[Data extracted from a collection]

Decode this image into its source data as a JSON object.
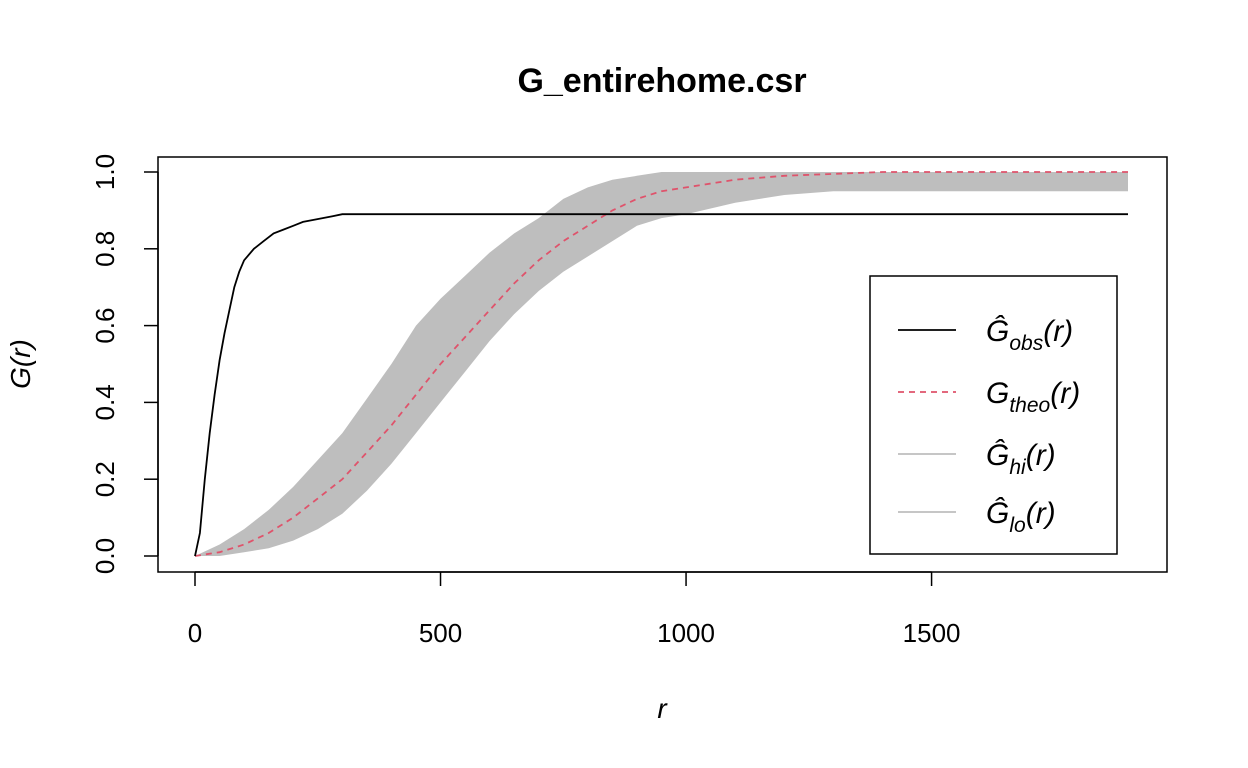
{
  "chart_data": {
    "type": "line",
    "title": "G_entirehome.csr",
    "xlabel": "r",
    "ylabel": "G(r)",
    "xlim": [
      0,
      1900
    ],
    "ylim": [
      0,
      1
    ],
    "x_ticks": [
      "0",
      "500",
      "1000",
      "1500"
    ],
    "y_ticks": [
      "0.0",
      "0.2",
      "0.4",
      "0.6",
      "0.8",
      "1.0"
    ],
    "legend_position": "right",
    "colors": {
      "obs": "#000000",
      "theo": "#DF536B",
      "envelope": "#BEBEBE"
    },
    "series": [
      {
        "id": "obs",
        "legend": {
          "main": "Ĝ",
          "sub": "obs",
          "tail": "(r)"
        },
        "x": [
          0,
          10,
          20,
          30,
          40,
          50,
          60,
          70,
          80,
          90,
          100,
          120,
          140,
          160,
          180,
          200,
          220,
          240,
          260,
          280,
          300,
          1900
        ],
        "y": [
          0,
          0.06,
          0.2,
          0.32,
          0.42,
          0.51,
          0.58,
          0.64,
          0.7,
          0.74,
          0.77,
          0.8,
          0.82,
          0.84,
          0.85,
          0.86,
          0.87,
          0.875,
          0.88,
          0.885,
          0.89,
          0.89
        ]
      },
      {
        "id": "theo",
        "legend": {
          "main": "G",
          "sub": "theo",
          "tail": "(r)"
        },
        "x": [
          0,
          50,
          100,
          150,
          200,
          250,
          300,
          350,
          400,
          450,
          500,
          550,
          600,
          650,
          700,
          750,
          800,
          850,
          900,
          950,
          1000,
          1100,
          1200,
          1300,
          1400,
          1500,
          1900
        ],
        "y": [
          0,
          0.01,
          0.03,
          0.06,
          0.1,
          0.15,
          0.2,
          0.27,
          0.34,
          0.42,
          0.5,
          0.57,
          0.64,
          0.71,
          0.77,
          0.82,
          0.86,
          0.9,
          0.93,
          0.95,
          0.96,
          0.98,
          0.99,
          0.995,
          1.0,
          1.0,
          1.0
        ]
      },
      {
        "id": "hi",
        "legend": {
          "main": "Ĝ",
          "sub": "hi",
          "tail": "(r)"
        },
        "x": [
          0,
          50,
          100,
          150,
          200,
          250,
          300,
          350,
          400,
          450,
          500,
          550,
          600,
          650,
          700,
          750,
          800,
          850,
          900,
          950,
          1000,
          1100,
          1200,
          1300,
          1400,
          1500,
          1900
        ],
        "y": [
          0,
          0.03,
          0.07,
          0.12,
          0.18,
          0.25,
          0.32,
          0.41,
          0.5,
          0.6,
          0.67,
          0.73,
          0.79,
          0.84,
          0.88,
          0.93,
          0.96,
          0.98,
          0.99,
          1.0,
          1.0,
          1.0,
          1.0,
          1.0,
          1.0,
          1.0,
          1.0
        ]
      },
      {
        "id": "lo",
        "legend": {
          "main": "Ĝ",
          "sub": "lo",
          "tail": "(r)"
        },
        "x": [
          0,
          50,
          100,
          150,
          200,
          250,
          300,
          350,
          400,
          450,
          500,
          550,
          600,
          650,
          700,
          750,
          800,
          850,
          900,
          950,
          1000,
          1100,
          1200,
          1300,
          1400,
          1500,
          1900
        ],
        "y": [
          0,
          0.0,
          0.01,
          0.02,
          0.04,
          0.07,
          0.11,
          0.17,
          0.24,
          0.32,
          0.4,
          0.48,
          0.56,
          0.63,
          0.69,
          0.74,
          0.78,
          0.82,
          0.86,
          0.88,
          0.89,
          0.92,
          0.94,
          0.95,
          0.95,
          0.95,
          0.95
        ]
      }
    ]
  }
}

▸ **What is being asked**:
Write out the entries again, exactly as given, skipping any images.

▸ **Answer**:
Decode this image into its source data as a JSON object.
{
  "chart_data": {
    "type": "line",
    "title": "G_entirehome.csr",
    "xlabel": "r",
    "ylabel": "G(r)",
    "xlim": [
      0,
      1900
    ],
    "ylim": [
      0,
      1
    ],
    "x_ticks": [
      "0",
      "500",
      "1000",
      "1500"
    ],
    "y_ticks": [
      "0.0",
      "0.2",
      "0.4",
      "0.6",
      "0.8",
      "1.0"
    ],
    "legend_position": "right",
    "colors": {
      "obs": "#000000",
      "theo": "#DF536B",
      "envelope": "#BEBEBE"
    },
    "series": [
      {
        "id": "obs",
        "legend": {
          "main": "Ĝ",
          "sub": "obs",
          "tail": "(r)"
        },
        "x": [
          0,
          10,
          20,
          30,
          40,
          50,
          60,
          70,
          80,
          90,
          100,
          120,
          140,
          160,
          180,
          200,
          220,
          240,
          260,
          280,
          300,
          1900
        ],
        "y": [
          0,
          0.06,
          0.2,
          0.32,
          0.42,
          0.51,
          0.58,
          0.64,
          0.7,
          0.74,
          0.77,
          0.8,
          0.82,
          0.84,
          0.85,
          0.86,
          0.87,
          0.875,
          0.88,
          0.885,
          0.89,
          0.89
        ]
      },
      {
        "id": "theo",
        "legend": {
          "main": "G",
          "sub": "theo",
          "tail": "(r)"
        },
        "x": [
          0,
          50,
          100,
          150,
          200,
          250,
          300,
          350,
          400,
          450,
          500,
          550,
          600,
          650,
          700,
          750,
          800,
          850,
          900,
          950,
          1000,
          1100,
          1200,
          1300,
          1400,
          1500,
          1900
        ],
        "y": [
          0,
          0.01,
          0.03,
          0.06,
          0.1,
          0.15,
          0.2,
          0.27,
          0.34,
          0.42,
          0.5,
          0.57,
          0.64,
          0.71,
          0.77,
          0.82,
          0.86,
          0.9,
          0.93,
          0.95,
          0.96,
          0.98,
          0.99,
          0.995,
          1.0,
          1.0,
          1.0
        ]
      },
      {
        "id": "hi",
        "legend": {
          "main": "Ĝ",
          "sub": "hi",
          "tail": "(r)"
        },
        "x": [
          0,
          50,
          100,
          150,
          200,
          250,
          300,
          350,
          400,
          450,
          500,
          550,
          600,
          650,
          700,
          750,
          800,
          850,
          900,
          950,
          1000,
          1100,
          1200,
          1300,
          1400,
          1500,
          1900
        ],
        "y": [
          0,
          0.03,
          0.07,
          0.12,
          0.18,
          0.25,
          0.32,
          0.41,
          0.5,
          0.6,
          0.67,
          0.73,
          0.79,
          0.84,
          0.88,
          0.93,
          0.96,
          0.98,
          0.99,
          1.0,
          1.0,
          1.0,
          1.0,
          1.0,
          1.0,
          1.0,
          1.0
        ]
      },
      {
        "id": "lo",
        "legend": {
          "main": "Ĝ",
          "sub": "lo",
          "tail": "(r)"
        },
        "x": [
          0,
          50,
          100,
          150,
          200,
          250,
          300,
          350,
          400,
          450,
          500,
          550,
          600,
          650,
          700,
          750,
          800,
          850,
          900,
          950,
          1000,
          1100,
          1200,
          1300,
          1400,
          1500,
          1900
        ],
        "y": [
          0,
          0.0,
          0.01,
          0.02,
          0.04,
          0.07,
          0.11,
          0.17,
          0.24,
          0.32,
          0.4,
          0.48,
          0.56,
          0.63,
          0.69,
          0.74,
          0.78,
          0.82,
          0.86,
          0.88,
          0.89,
          0.92,
          0.94,
          0.95,
          0.95,
          0.95,
          0.95
        ]
      }
    ]
  }
}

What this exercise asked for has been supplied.